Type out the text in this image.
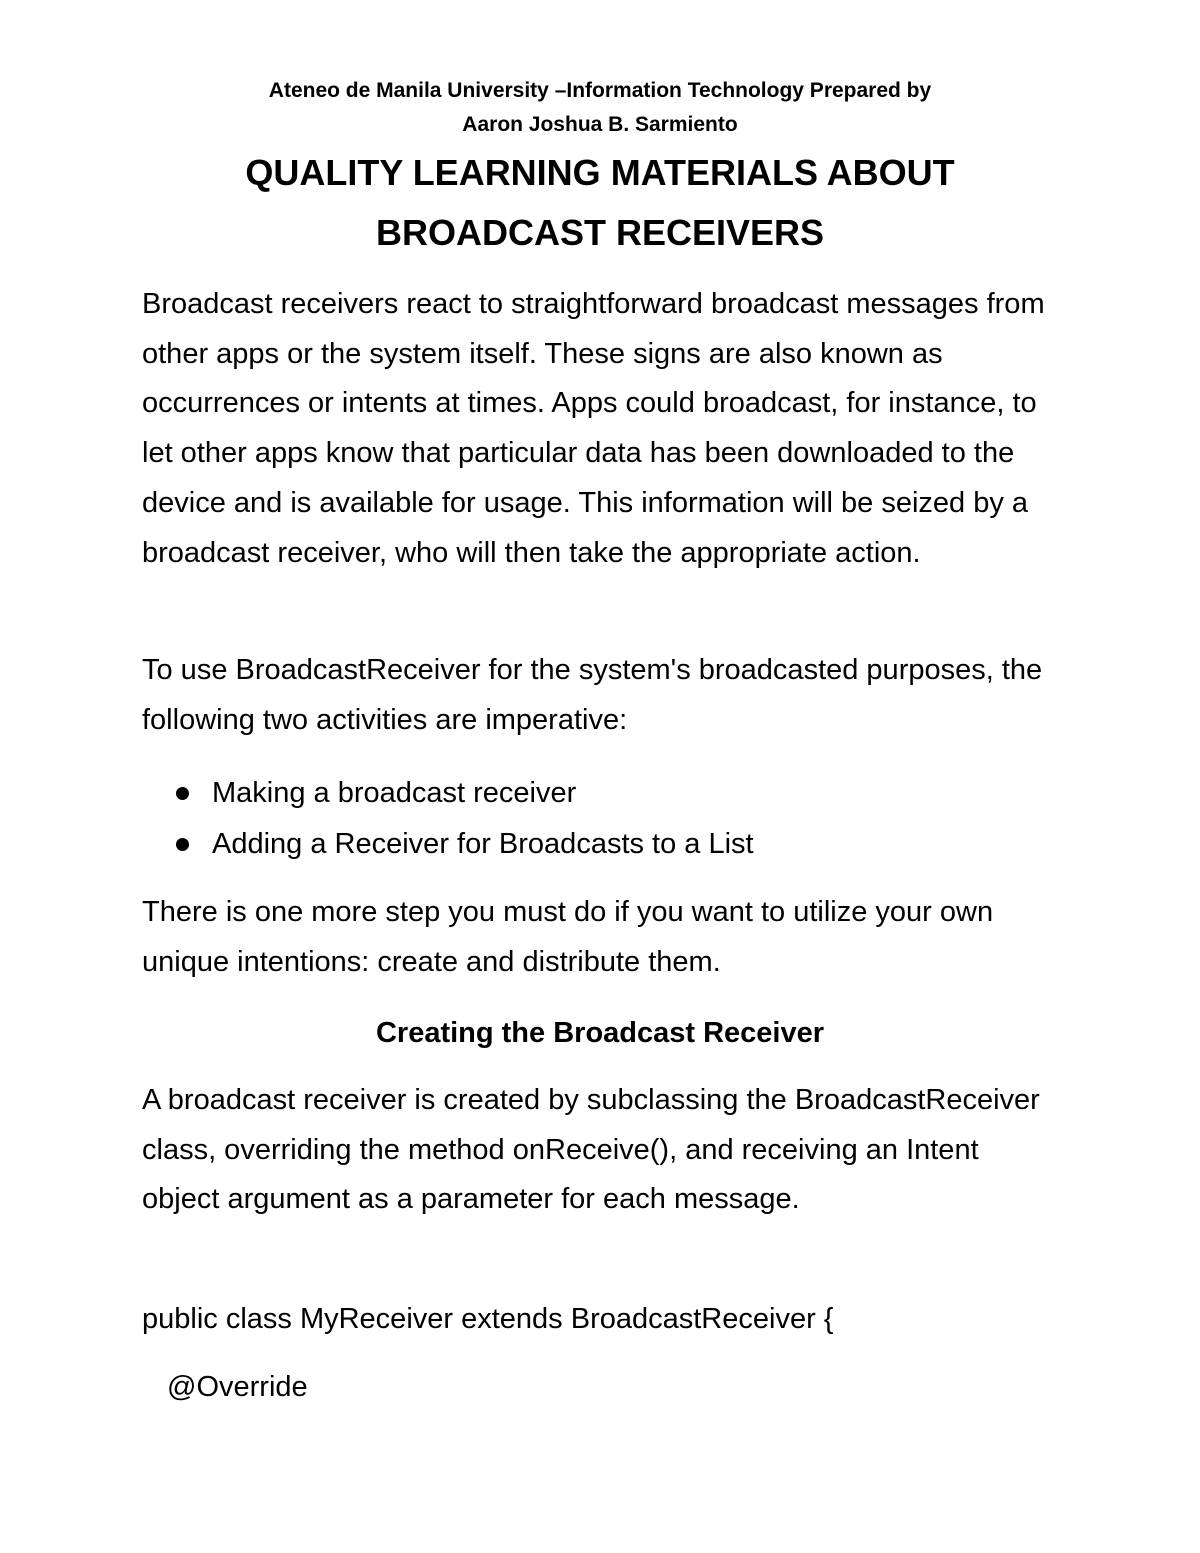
Ateneo de Manila University –Information Technology Prepared by
Aaron Joshua B. Sarmiento
QUALITY LEARNING MATERIALS ABOUT
BROADCAST RECEIVERS

Broadcast receivers react to straightforward broadcast messages from other apps or the system itself. These signs are also known as occurrences or intents at times. Apps could broadcast, for instance, to let other apps know that particular data has been downloaded to the device and is available for usage. This information will be seized by a broadcast receiver, who will then take the appropriate action.

To use BroadcastReceiver for the system's broadcasted purposes, the following two activities are imperative:

Making a broadcast receiver
Adding a Receiver for Broadcasts to a List

There is one more step you must do if you want to utilize your own unique intentions: create and distribute them.

Creating the Broadcast Receiver

A broadcast receiver is created by subclassing the BroadcastReceiver class, overriding the method onReceive(), and receiving an Intent object argument as a parameter for each message.

public class MyReceiver extends BroadcastReceiver {
@Override
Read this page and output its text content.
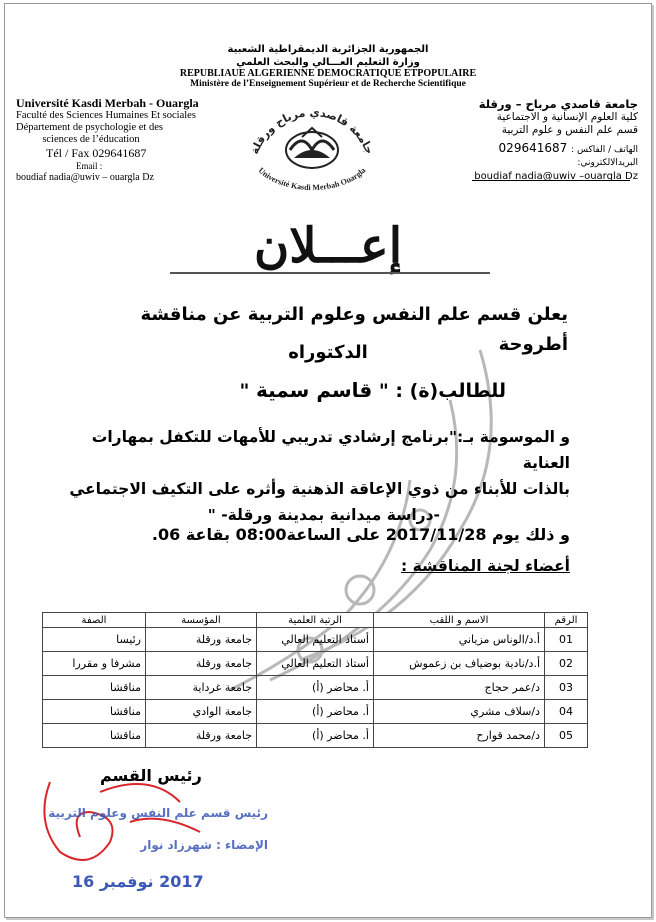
الجمهورية الجزائرية الديمقراطية الشعبية
وزارة التعليم العـــالي والبحث العلمي
REPUBLIAUE ALGERIENNE DEMOCRATIQUE ETPOPULAIRE
Ministère de l’Enseignement Supérieur et de Recherche Scientifique
Université Kasdi Merbah - Ouargla
Faculté des Sciences Humaines Et sociales
Département de psychologie et des
sciences de l’éducation
Tél / Fax 029641687
Email :
boudiaf nadia@uwiv – ouargla Dz
جامعة قاصدي مرباح – ورقلة
كلية العلوم الإنسانية و الاجتماعية
قسم علم النفس و علوم التربية
الهاتف / الفاكس : 029641687
البريدالالكتروني:
boudiaf nadia@uwiv –ouargla Dz
جامعة قاصدي مرباح ورقلة
Université Kasdi Merbah Ouargla
إعـــلان
يعلن قسم علم النفس وعلوم التربية عن مناقشة أطروحة
الدكتوراه
للطالب(ة) : " قاسم سمية "
و الموسومة بـ:"برنامج إرشادي تدريبي للأمهات للتكفل بمهارات العناية
بالذات للأبناء من ذوي الإعاقة الذهنية وأثره على التكيف الاجتماعي
-دراسة ميدانية بمدينة ورقلة- "
و ذلك يوم 2017/11/28 على الساعة08:00 بقاعة 06.
أعضاء لجنة المناقشة :
الرقم	الاسم و اللقب	الرتبة العلمية	المؤسسة	الصفة
01	أ.د/الوناس مزياني	أستاذ التعليم العالي	جامعة ورقلة	رئيسا
02	أ.د/نادية بوضياف بن زعموش	أستاذ التعليم العالي	جامعة ورقلة	مشرفا و مقررا
03	د/عمر حجاج	أ. محاضر (أ)	جامعة غرداية	مناقشا
04	د/سلاف مشري	أ. محاضر (أ)	جامعة الوادي	مناقشا
05	د/محمد قوارح	أ. محاضر (أ)	جامعة ورقلة	مناقشا
رئيس القسم
رئيس قسم علم النفس وعلوم التربية
الإمضاء : شهرزاد نوار
2017 نوفمبر 16
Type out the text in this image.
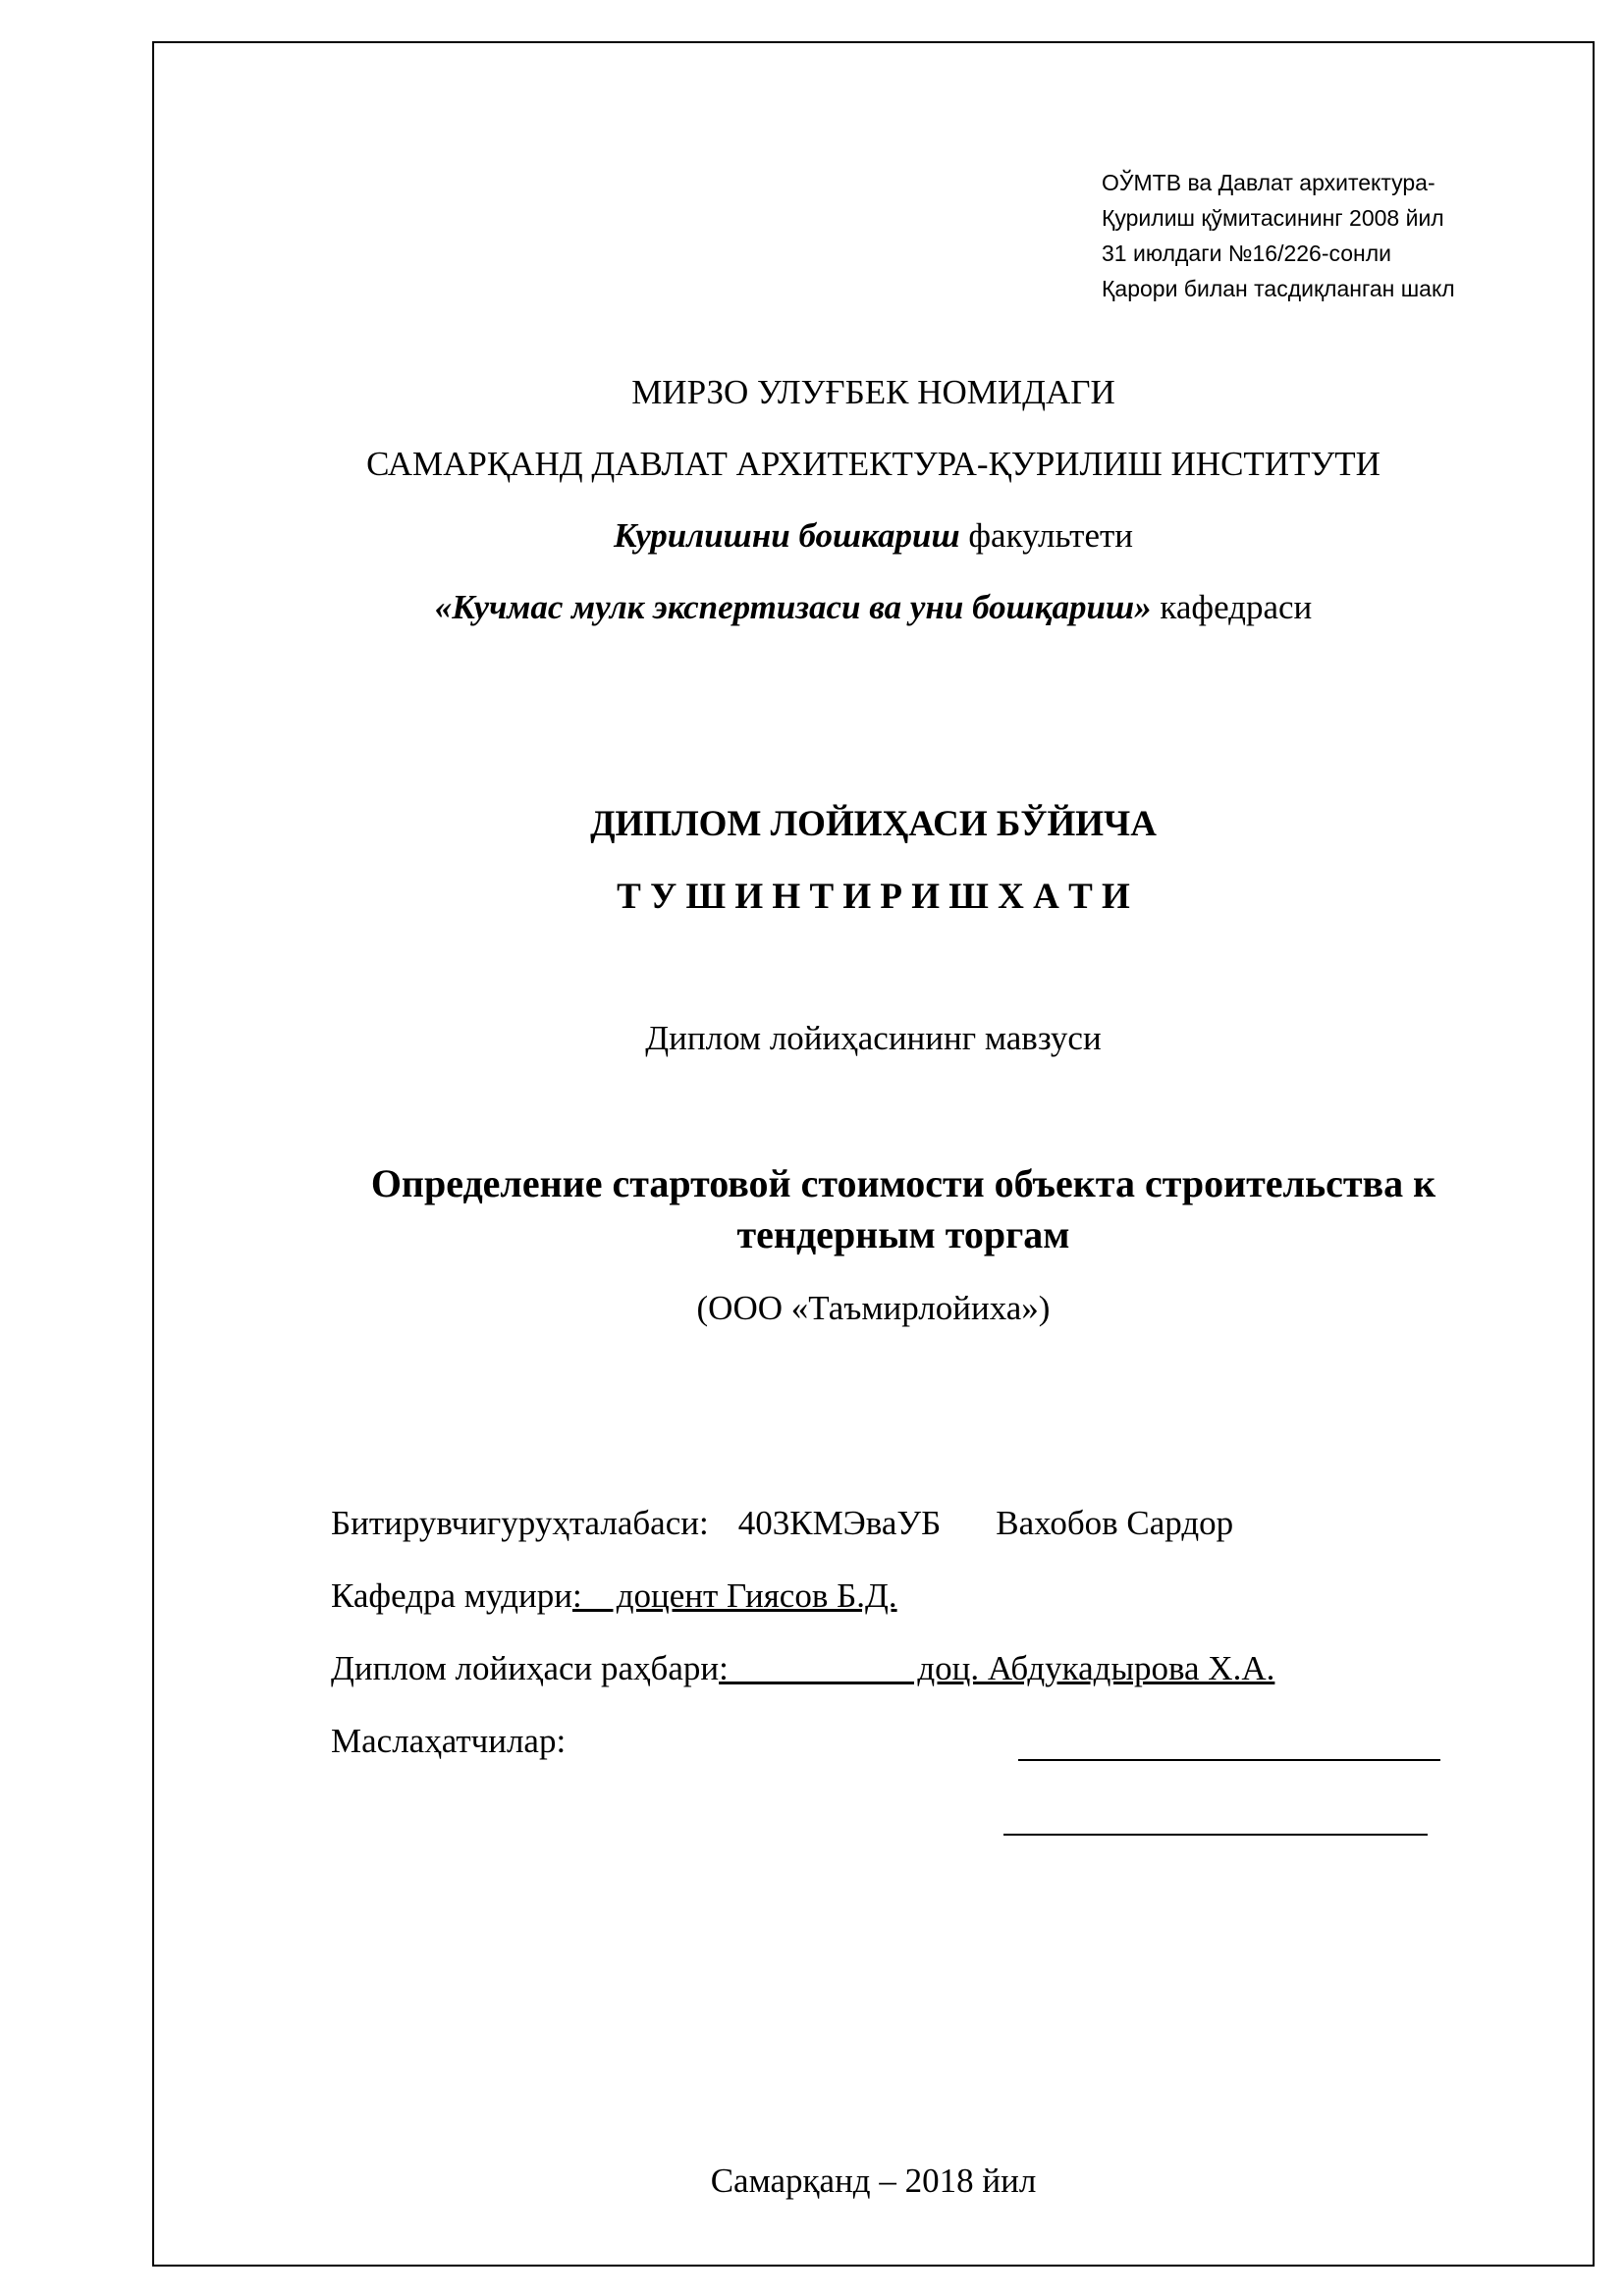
ОЎМТВ ва Давлат архитектура-
Қурилиш қўмитасининг 2008 йил
31 июлдаги №16/226-сонли
Қарори билан тасдиқланган шакл
МИРЗО УЛУҒБЕК НОМИДАГИ
САМАРҚАНД ДАВЛАТ АРХИТЕКТУРА-ҚУРИЛИШ ИНСТИТУТИ
Курилишни бошкариш факультети
«Кучмас мулк экспертизаси ва уни бошқариш» кафедраси
ДИПЛОМ ЛОЙИҲАСИ БЎЙИЧА
Т У Ш И Н Т И Р И Ш Х А Т И
Диплом лойиҳасининг мавзуси
Определение стартовой стоимости объекта строительства к тендерным торгам
(ООО «Таъмирлойиха»)
Битирувчигуруҳталабаси: 403КМЭваУБ Вахобов Сардор
Кафедра мудири:    доцент Гиясов Б.Д.
Диплом лойиҳаси раҳбари:                      доц. Абдукадырова Х.А.
Маслаҳатчилар:
Самарқанд – 2018 йил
━━━━
• **Written task**
Go through the entries above and print each one exactly, minus the pictures.

• **Solution for this exercise**
Type out the text in this image.
Ateneo de Manila University –Information Technology Prepared by
Aaron Joshua B. Sarmiento
QUALITY LEARNING MATERIALS ABOUT
BROADCAST RECEIVERS

Broadcast receivers react to straightforward broadcast messages from other apps or the system itself. These signs are also known as occurrences or intents at times. Apps could broadcast, for instance, to let other apps know that particular data has been downloaded to the device and is available for usage. This information will be seized by a broadcast receiver, who will then take the appropriate action.

To use BroadcastReceiver for the system's broadcasted purposes, the following two activities are imperative:

Making a broadcast receiver
Adding a Receiver for Broadcasts to a List

There is one more step you must do if you want to utilize your own unique intentions: create and distribute them.

Creating the Broadcast Receiver

A broadcast receiver is created by subclassing the BroadcastReceiver class, overriding the method onReceive(), and receiving an Intent object argument as a parameter for each message.

public class MyReceiver extends BroadcastReceiver {
@Override
Read this page and output its text content.
الجمهورية الجزائرية الديمقراطية الشعبية
وزارة التعليم العـــالي والبحث العلمي
REPUBLIAUE ALGERIENNE DEMOCRATIQUE ETPOPULAIRE
Ministère de l’Enseignement Supérieur et de Recherche Scientifique
Université Kasdi Merbah - Ouargla
Faculté des Sciences Humaines Et sociales
Département de psychologie et des
sciences de l’éducation
Tél / Fax 029641687
Email :
boudiaf nadia@uwiv – ouargla Dz
جامعة قاصدي مرباح – ورقلة
كلية العلوم الإنسانية و الاجتماعية
قسم علم النفس و علوم التربية
الهاتف / الفاكس : 029641687
البريدالالكتروني:
boudiaf nadia@uwiv –ouargla Dz
جامعة قاصدي مرباح ورقلة
Université Kasdi Merbah Ouargla
إعـــلان
يعلن قسم علم النفس وعلوم التربية عن مناقشة أطروحة
الدكتوراه
للطالب(ة) : " قاسم سمية "
و الموسومة بـ:"برنامج إرشادي تدريبي للأمهات للتكفل بمهارات العناية
بالذات للأبناء من ذوي الإعاقة الذهنية وأثره على التكيف الاجتماعي
-دراسة ميدانية بمدينة ورقلة- "
و ذلك يوم 2017/11/28 على الساعة08:00 بقاعة 06.
أعضاء لجنة المناقشة :
الرقم	الاسم و اللقب	الرتبة العلمية	المؤسسة	الصفة
01	أ.د/الوناس مزياني	أستاذ التعليم العالي	جامعة ورقلة	رئيسا
02	أ.د/نادية بوضياف بن زعموش	أستاذ التعليم العالي	جامعة ورقلة	مشرفا و مقررا
03	د/عمر حجاج	أ. محاضر (أ)	جامعة غرداية	مناقشا
04	د/سلاف مشري	أ. محاضر (أ)	جامعة الوادي	مناقشا
05	د/محمد قوارح	أ. محاضر (أ)	جامعة ورقلة	مناقشا
رئيس القسم
رئيس قسم علم النفس وعلوم التربية
الإمضاء : شهرزاد نوار
2017 نوفمبر 16
Type out the text in this image.
ОЎМТВ ва Давлат архитектура-
Қурилиш қўмитасининг 2008 йил
31 июлдаги №16/226-сонли
Қарори билан тасдиқланган шакл
МИРЗО УЛУҒБЕК НОМИДАГИ
САМАРҚАНД ДАВЛАТ АРХИТЕКТУРА-ҚУРИЛИШ ИНСТИТУТИ
Курилишни бошкариш факультети
«Кучмас мулк экспертизаси ва уни бошқариш» кафедраси
ДИПЛОМ ЛОЙИҲАСИ БЎЙИЧА
Т У Ш И Н Т И Р И Ш Х А Т И
Диплом лойиҳасининг мавзуси
Определение стартовой стоимости объекта строительства к тендерным торгам
(ООО «Таъмирлойиха»)
Битирувчигуруҳталабаси: 403КМЭваУБ Вахобов Сардор
Кафедра мудири:    доцент Гиясов Б.Д.
Диплом лойиҳаси раҳбари:                      доц. Абдукадырова Х.А.
Маслаҳатчилар:
Самарқанд – 2018 йил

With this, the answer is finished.